To be done. Exactly how many lines have the word "false"? Answer with the bare number.

# # # # #

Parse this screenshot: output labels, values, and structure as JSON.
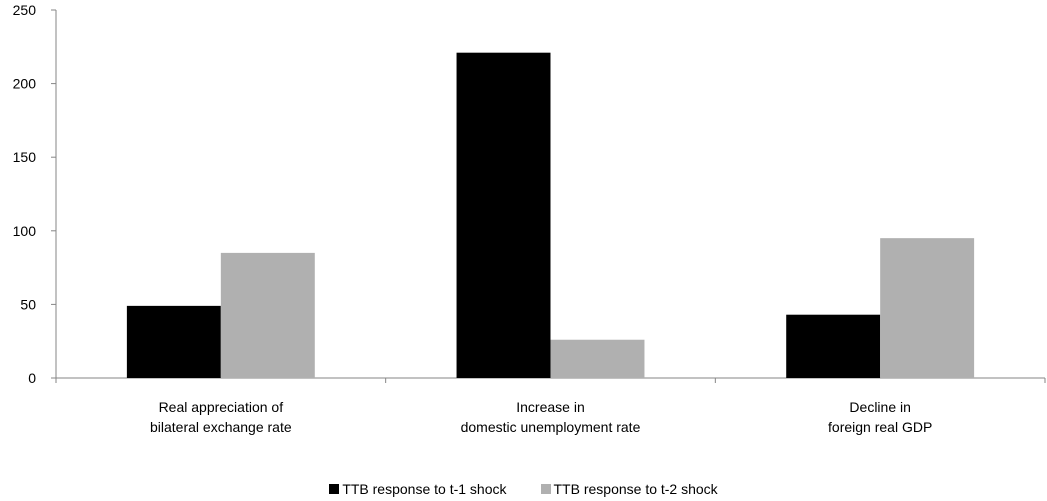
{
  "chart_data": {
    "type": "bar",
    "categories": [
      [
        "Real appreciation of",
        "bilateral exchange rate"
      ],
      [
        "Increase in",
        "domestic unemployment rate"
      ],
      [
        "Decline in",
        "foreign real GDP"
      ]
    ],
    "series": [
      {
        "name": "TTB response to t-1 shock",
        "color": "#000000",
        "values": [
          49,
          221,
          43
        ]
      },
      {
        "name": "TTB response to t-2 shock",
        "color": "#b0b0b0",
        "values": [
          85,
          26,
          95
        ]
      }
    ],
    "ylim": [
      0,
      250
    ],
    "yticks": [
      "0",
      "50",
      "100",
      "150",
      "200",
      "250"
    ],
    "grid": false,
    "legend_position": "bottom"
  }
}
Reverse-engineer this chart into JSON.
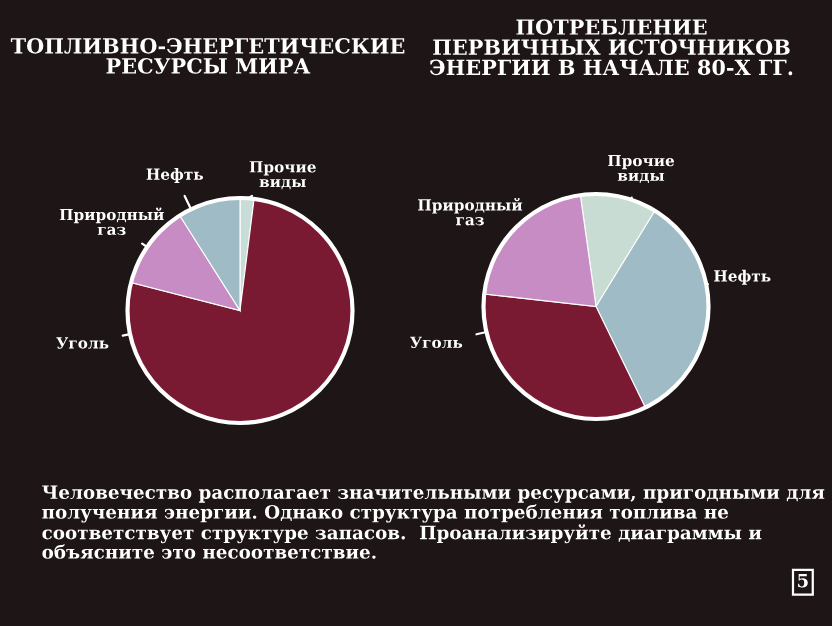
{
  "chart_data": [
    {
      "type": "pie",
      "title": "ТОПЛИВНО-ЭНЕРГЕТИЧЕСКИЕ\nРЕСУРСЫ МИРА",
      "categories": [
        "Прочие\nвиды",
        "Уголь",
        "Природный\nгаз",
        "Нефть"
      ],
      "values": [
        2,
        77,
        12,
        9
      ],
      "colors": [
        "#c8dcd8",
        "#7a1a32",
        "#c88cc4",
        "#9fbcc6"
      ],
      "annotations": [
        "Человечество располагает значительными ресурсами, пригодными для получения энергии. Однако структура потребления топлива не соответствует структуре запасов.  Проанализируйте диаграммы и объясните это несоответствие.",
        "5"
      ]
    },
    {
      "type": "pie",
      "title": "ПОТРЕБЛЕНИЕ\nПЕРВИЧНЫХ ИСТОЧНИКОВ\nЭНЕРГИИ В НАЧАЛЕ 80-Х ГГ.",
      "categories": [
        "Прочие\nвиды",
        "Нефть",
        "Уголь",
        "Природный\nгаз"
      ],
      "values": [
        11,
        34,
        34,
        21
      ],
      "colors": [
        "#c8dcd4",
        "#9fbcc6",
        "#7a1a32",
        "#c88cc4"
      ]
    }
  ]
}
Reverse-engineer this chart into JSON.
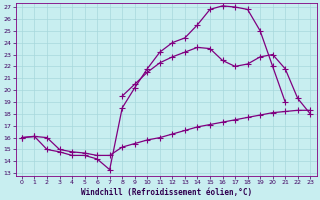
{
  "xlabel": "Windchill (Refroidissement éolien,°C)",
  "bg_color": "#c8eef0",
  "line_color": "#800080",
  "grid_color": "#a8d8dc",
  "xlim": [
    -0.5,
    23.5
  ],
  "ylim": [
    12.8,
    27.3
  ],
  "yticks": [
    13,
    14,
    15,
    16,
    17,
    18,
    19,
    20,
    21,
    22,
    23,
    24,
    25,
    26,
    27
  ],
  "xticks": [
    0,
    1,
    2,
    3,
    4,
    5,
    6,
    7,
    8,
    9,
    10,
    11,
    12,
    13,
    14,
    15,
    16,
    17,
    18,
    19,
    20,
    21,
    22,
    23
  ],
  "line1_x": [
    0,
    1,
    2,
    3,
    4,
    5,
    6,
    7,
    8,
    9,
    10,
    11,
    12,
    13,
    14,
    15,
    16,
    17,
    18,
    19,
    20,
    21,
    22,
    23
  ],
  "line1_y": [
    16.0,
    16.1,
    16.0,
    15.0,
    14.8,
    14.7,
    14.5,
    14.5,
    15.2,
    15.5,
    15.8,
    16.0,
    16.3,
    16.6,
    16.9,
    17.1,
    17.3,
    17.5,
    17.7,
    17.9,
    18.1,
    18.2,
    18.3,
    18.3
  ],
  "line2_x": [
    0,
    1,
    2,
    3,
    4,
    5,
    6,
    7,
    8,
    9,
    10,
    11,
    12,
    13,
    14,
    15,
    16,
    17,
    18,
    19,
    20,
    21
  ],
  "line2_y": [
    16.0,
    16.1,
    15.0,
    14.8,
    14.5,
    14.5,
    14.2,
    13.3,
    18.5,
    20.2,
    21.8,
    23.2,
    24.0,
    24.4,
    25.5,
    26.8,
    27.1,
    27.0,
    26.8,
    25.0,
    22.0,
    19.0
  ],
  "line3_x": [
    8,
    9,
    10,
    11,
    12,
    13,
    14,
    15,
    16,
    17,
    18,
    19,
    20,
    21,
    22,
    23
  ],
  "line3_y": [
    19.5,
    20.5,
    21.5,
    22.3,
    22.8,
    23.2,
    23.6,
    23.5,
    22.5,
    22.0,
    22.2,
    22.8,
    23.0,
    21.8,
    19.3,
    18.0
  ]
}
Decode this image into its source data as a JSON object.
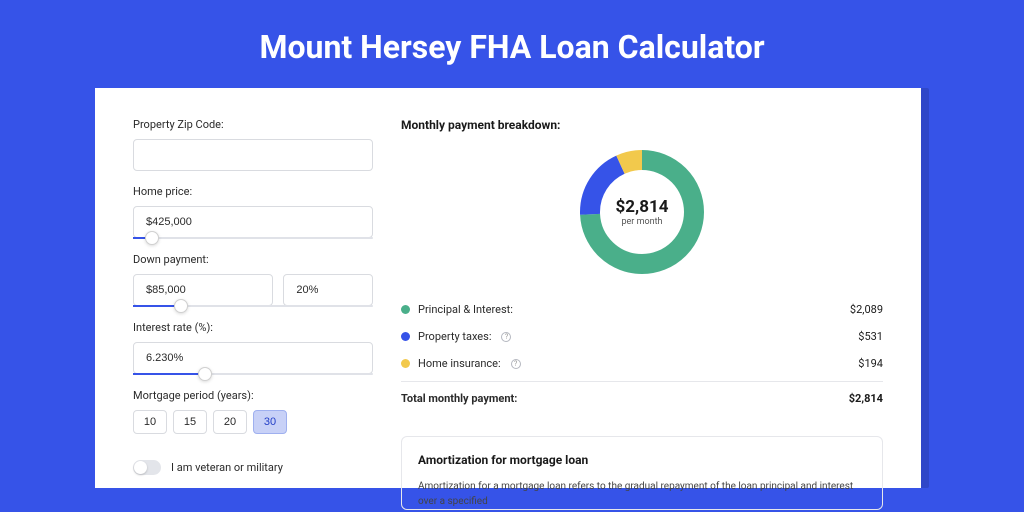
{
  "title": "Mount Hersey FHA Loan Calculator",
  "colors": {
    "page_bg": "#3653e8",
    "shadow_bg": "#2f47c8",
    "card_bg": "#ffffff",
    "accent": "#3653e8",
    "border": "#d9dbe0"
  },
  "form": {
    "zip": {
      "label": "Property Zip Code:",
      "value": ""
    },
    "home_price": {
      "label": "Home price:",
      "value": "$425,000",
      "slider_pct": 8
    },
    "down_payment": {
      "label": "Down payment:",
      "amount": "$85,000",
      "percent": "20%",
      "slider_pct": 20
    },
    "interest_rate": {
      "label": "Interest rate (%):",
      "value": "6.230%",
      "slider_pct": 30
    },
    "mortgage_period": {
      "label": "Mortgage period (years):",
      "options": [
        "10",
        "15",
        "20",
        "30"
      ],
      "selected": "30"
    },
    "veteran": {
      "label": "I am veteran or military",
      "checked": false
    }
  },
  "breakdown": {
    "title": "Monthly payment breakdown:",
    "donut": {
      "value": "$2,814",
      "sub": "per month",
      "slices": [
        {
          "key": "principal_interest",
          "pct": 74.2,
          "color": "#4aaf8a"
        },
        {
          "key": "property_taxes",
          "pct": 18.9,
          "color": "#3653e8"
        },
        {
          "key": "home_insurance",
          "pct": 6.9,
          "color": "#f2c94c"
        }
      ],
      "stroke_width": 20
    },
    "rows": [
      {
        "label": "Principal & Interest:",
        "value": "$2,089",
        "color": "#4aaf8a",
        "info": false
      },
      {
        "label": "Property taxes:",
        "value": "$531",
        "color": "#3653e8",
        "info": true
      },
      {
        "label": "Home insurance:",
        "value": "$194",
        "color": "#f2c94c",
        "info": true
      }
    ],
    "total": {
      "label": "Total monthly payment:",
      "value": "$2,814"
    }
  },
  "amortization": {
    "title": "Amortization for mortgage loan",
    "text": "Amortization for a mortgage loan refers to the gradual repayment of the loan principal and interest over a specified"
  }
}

# # # # #

Output below. 3